• **Set problem**
The answer is one number: how many lines in the data below hold "this".

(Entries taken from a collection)
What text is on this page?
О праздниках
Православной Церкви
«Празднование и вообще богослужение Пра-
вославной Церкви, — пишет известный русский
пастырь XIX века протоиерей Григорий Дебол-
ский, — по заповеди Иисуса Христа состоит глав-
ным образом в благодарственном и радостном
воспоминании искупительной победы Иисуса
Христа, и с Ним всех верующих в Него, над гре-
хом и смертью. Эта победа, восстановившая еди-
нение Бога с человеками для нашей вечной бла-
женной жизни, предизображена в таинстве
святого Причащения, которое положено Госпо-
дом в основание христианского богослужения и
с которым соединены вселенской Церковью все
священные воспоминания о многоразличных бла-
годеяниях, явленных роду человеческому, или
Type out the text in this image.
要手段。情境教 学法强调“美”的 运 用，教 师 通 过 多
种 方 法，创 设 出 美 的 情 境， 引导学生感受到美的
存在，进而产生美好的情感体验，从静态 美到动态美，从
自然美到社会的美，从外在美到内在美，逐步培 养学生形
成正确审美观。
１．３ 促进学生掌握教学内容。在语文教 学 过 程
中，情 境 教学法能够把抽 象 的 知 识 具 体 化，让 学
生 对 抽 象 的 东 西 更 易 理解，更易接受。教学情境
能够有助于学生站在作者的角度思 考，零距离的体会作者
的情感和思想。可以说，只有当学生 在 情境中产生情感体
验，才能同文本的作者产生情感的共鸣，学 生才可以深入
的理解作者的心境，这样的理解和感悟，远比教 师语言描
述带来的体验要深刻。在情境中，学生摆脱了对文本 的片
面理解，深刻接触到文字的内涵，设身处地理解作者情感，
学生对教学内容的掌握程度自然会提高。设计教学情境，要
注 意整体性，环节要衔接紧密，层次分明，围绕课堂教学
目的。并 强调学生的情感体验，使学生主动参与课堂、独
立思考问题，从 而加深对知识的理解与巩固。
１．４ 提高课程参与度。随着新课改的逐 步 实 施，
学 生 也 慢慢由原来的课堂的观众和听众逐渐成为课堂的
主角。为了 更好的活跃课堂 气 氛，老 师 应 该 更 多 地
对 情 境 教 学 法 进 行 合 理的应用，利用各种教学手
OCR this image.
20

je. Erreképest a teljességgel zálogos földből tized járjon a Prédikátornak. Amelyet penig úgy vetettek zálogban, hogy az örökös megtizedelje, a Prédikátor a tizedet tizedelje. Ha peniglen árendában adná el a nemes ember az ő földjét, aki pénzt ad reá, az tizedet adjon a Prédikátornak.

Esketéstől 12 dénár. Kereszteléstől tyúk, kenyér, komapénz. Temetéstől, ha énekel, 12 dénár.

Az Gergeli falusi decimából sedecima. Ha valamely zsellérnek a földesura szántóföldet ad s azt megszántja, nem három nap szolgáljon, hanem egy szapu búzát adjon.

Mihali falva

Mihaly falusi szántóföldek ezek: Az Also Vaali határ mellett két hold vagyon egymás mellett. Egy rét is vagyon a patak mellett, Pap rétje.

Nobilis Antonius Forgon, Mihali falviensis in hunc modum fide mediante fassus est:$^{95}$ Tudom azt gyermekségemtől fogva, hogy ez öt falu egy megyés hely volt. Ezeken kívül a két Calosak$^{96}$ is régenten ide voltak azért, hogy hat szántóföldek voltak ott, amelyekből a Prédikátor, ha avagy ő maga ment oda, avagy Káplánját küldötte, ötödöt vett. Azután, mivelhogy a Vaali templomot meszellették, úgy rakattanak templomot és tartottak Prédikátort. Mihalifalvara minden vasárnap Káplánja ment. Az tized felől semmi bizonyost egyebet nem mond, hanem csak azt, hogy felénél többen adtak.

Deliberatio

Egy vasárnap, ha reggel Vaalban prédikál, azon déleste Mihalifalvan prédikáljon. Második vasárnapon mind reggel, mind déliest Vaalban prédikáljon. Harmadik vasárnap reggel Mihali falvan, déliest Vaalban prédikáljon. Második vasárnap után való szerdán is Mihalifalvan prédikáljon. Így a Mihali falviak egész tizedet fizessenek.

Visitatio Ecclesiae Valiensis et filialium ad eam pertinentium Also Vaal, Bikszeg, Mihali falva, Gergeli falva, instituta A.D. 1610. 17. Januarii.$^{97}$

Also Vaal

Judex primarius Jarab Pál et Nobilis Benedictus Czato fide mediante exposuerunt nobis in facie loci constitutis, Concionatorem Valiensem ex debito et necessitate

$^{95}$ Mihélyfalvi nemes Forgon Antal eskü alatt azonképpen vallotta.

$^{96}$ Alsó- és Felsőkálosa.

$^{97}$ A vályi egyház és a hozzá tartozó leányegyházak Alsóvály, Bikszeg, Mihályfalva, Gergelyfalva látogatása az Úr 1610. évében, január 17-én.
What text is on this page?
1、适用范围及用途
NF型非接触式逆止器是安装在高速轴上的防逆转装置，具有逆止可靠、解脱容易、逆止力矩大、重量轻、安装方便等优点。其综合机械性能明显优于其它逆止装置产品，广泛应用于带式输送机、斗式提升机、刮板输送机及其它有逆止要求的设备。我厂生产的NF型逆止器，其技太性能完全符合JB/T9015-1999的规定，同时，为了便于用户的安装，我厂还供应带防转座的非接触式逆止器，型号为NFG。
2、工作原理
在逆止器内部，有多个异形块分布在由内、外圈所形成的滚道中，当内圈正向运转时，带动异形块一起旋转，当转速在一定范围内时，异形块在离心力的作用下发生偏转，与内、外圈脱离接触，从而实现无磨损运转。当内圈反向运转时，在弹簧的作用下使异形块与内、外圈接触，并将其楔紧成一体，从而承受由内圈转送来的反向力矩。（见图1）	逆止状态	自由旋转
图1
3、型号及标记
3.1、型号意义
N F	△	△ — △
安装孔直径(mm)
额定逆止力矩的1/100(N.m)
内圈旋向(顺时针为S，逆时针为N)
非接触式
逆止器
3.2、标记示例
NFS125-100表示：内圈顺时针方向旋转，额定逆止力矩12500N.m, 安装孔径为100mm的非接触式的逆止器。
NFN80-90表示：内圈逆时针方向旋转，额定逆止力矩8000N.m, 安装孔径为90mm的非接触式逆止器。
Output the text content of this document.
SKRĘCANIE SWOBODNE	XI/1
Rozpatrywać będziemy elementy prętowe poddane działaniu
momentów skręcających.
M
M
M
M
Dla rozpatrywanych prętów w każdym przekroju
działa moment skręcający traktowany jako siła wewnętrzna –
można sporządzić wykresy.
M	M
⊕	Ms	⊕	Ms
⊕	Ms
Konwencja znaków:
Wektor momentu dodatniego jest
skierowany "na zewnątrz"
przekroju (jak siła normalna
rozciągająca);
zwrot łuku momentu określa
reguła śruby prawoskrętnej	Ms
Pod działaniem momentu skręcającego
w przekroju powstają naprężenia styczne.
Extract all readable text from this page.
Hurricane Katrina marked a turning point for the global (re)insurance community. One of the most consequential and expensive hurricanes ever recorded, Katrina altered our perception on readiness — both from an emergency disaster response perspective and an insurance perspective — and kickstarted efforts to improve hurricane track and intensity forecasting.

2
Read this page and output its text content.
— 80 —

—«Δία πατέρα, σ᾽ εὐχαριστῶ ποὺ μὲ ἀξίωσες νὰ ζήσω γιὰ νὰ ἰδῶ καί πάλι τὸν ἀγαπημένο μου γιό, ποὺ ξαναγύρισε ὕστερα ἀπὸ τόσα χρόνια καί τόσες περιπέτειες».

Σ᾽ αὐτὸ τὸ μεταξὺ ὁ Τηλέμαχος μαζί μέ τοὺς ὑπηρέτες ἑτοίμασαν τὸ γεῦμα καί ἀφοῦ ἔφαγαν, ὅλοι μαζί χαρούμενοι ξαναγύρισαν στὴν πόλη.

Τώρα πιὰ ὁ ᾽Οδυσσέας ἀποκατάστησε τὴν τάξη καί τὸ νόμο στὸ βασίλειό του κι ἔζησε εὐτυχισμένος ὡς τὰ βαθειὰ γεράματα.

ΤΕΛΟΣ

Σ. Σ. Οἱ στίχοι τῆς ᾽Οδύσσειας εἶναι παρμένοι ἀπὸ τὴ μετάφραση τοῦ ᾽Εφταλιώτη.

• **Response below**
7